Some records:

——————

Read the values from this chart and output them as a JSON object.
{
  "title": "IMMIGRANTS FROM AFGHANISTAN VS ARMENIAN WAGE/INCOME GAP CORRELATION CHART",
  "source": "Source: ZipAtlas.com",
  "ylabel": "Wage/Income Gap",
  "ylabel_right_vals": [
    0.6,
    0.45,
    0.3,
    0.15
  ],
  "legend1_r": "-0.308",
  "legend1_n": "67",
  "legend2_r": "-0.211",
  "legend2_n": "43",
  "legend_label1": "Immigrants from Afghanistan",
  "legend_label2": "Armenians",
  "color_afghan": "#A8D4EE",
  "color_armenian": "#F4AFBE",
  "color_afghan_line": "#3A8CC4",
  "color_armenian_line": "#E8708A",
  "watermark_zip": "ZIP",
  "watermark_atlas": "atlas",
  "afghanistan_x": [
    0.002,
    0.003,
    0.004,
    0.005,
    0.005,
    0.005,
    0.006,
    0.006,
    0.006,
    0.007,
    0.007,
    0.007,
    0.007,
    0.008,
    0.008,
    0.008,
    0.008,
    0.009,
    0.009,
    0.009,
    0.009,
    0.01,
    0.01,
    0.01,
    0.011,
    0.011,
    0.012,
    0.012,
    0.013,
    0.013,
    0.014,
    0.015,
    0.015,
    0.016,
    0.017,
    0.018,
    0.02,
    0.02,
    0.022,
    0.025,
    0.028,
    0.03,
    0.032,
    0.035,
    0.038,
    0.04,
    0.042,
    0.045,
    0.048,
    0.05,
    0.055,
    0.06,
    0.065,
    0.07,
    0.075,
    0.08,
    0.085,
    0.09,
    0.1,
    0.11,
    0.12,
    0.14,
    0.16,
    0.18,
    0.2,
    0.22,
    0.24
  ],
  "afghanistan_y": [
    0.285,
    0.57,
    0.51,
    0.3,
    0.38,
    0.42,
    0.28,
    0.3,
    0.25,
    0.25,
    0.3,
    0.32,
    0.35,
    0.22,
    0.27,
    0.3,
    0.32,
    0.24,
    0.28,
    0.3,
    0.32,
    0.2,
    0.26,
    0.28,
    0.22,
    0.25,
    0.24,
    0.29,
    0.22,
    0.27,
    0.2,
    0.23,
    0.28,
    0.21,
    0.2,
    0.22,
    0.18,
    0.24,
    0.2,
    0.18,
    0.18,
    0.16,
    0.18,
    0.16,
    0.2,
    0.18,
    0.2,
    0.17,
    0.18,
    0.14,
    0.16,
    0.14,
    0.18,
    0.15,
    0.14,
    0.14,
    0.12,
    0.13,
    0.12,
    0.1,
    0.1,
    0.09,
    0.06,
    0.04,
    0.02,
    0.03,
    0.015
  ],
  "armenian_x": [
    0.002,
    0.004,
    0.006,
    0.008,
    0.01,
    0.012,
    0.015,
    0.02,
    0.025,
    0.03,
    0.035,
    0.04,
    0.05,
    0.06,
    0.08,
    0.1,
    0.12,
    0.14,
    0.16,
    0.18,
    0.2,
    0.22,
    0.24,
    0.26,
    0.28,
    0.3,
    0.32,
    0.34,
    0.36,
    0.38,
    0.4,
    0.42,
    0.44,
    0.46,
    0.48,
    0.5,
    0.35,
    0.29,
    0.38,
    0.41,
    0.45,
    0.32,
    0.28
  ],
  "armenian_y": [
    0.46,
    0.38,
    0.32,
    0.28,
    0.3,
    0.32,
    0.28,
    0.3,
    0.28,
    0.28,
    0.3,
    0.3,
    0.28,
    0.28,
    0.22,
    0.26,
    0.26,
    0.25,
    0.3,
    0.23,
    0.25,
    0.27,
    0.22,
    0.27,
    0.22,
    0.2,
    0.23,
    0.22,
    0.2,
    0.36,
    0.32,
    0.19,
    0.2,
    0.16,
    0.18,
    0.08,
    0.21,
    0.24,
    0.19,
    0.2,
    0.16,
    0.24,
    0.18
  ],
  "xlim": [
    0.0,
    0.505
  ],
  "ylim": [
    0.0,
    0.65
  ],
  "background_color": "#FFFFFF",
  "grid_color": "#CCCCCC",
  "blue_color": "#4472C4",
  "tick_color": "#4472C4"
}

——————

TASK BRIEF:
Repeat the data verbatim.

RESULT FOR THIS TASK:
Read the values from this chart and output them as a JSON object.
{
  "title": "IMMIGRANTS FROM AFGHANISTAN VS ARMENIAN WAGE/INCOME GAP CORRELATION CHART",
  "source": "Source: ZipAtlas.com",
  "ylabel": "Wage/Income Gap",
  "ylabel_right_vals": [
    0.6,
    0.45,
    0.3,
    0.15
  ],
  "legend1_r": "-0.308",
  "legend1_n": "67",
  "legend2_r": "-0.211",
  "legend2_n": "43",
  "legend_label1": "Immigrants from Afghanistan",
  "legend_label2": "Armenians",
  "color_afghan": "#A8D4EE",
  "color_armenian": "#F4AFBE",
  "color_afghan_line": "#3A8CC4",
  "color_armenian_line": "#E8708A",
  "watermark_zip": "ZIP",
  "watermark_atlas": "atlas",
  "afghanistan_x": [
    0.002,
    0.003,
    0.004,
    0.005,
    0.005,
    0.005,
    0.006,
    0.006,
    0.006,
    0.007,
    0.007,
    0.007,
    0.007,
    0.008,
    0.008,
    0.008,
    0.008,
    0.009,
    0.009,
    0.009,
    0.009,
    0.01,
    0.01,
    0.01,
    0.011,
    0.011,
    0.012,
    0.012,
    0.013,
    0.013,
    0.014,
    0.015,
    0.015,
    0.016,
    0.017,
    0.018,
    0.02,
    0.02,
    0.022,
    0.025,
    0.028,
    0.03,
    0.032,
    0.035,
    0.038,
    0.04,
    0.042,
    0.045,
    0.048,
    0.05,
    0.055,
    0.06,
    0.065,
    0.07,
    0.075,
    0.08,
    0.085,
    0.09,
    0.1,
    0.11,
    0.12,
    0.14,
    0.16,
    0.18,
    0.2,
    0.22,
    0.24
  ],
  "afghanistan_y": [
    0.285,
    0.57,
    0.51,
    0.3,
    0.38,
    0.42,
    0.28,
    0.3,
    0.25,
    0.25,
    0.3,
    0.32,
    0.35,
    0.22,
    0.27,
    0.3,
    0.32,
    0.24,
    0.28,
    0.3,
    0.32,
    0.2,
    0.26,
    0.28,
    0.22,
    0.25,
    0.24,
    0.29,
    0.22,
    0.27,
    0.2,
    0.23,
    0.28,
    0.21,
    0.2,
    0.22,
    0.18,
    0.24,
    0.2,
    0.18,
    0.18,
    0.16,
    0.18,
    0.16,
    0.2,
    0.18,
    0.2,
    0.17,
    0.18,
    0.14,
    0.16,
    0.14,
    0.18,
    0.15,
    0.14,
    0.14,
    0.12,
    0.13,
    0.12,
    0.1,
    0.1,
    0.09,
    0.06,
    0.04,
    0.02,
    0.03,
    0.015
  ],
  "armenian_x": [
    0.002,
    0.004,
    0.006,
    0.008,
    0.01,
    0.012,
    0.015,
    0.02,
    0.025,
    0.03,
    0.035,
    0.04,
    0.05,
    0.06,
    0.08,
    0.1,
    0.12,
    0.14,
    0.16,
    0.18,
    0.2,
    0.22,
    0.24,
    0.26,
    0.28,
    0.3,
    0.32,
    0.34,
    0.36,
    0.38,
    0.4,
    0.42,
    0.44,
    0.46,
    0.48,
    0.5,
    0.35,
    0.29,
    0.38,
    0.41,
    0.45,
    0.32,
    0.28
  ],
  "armenian_y": [
    0.46,
    0.38,
    0.32,
    0.28,
    0.3,
    0.32,
    0.28,
    0.3,
    0.28,
    0.28,
    0.3,
    0.3,
    0.28,
    0.28,
    0.22,
    0.26,
    0.26,
    0.25,
    0.3,
    0.23,
    0.25,
    0.27,
    0.22,
    0.27,
    0.22,
    0.2,
    0.23,
    0.22,
    0.2,
    0.36,
    0.32,
    0.19,
    0.2,
    0.16,
    0.18,
    0.08,
    0.21,
    0.24,
    0.19,
    0.2,
    0.16,
    0.24,
    0.18
  ],
  "xlim": [
    0.0,
    0.505
  ],
  "ylim": [
    0.0,
    0.65
  ],
  "background_color": "#FFFFFF",
  "grid_color": "#CCCCCC",
  "blue_color": "#4472C4",
  "tick_color": "#4472C4"
}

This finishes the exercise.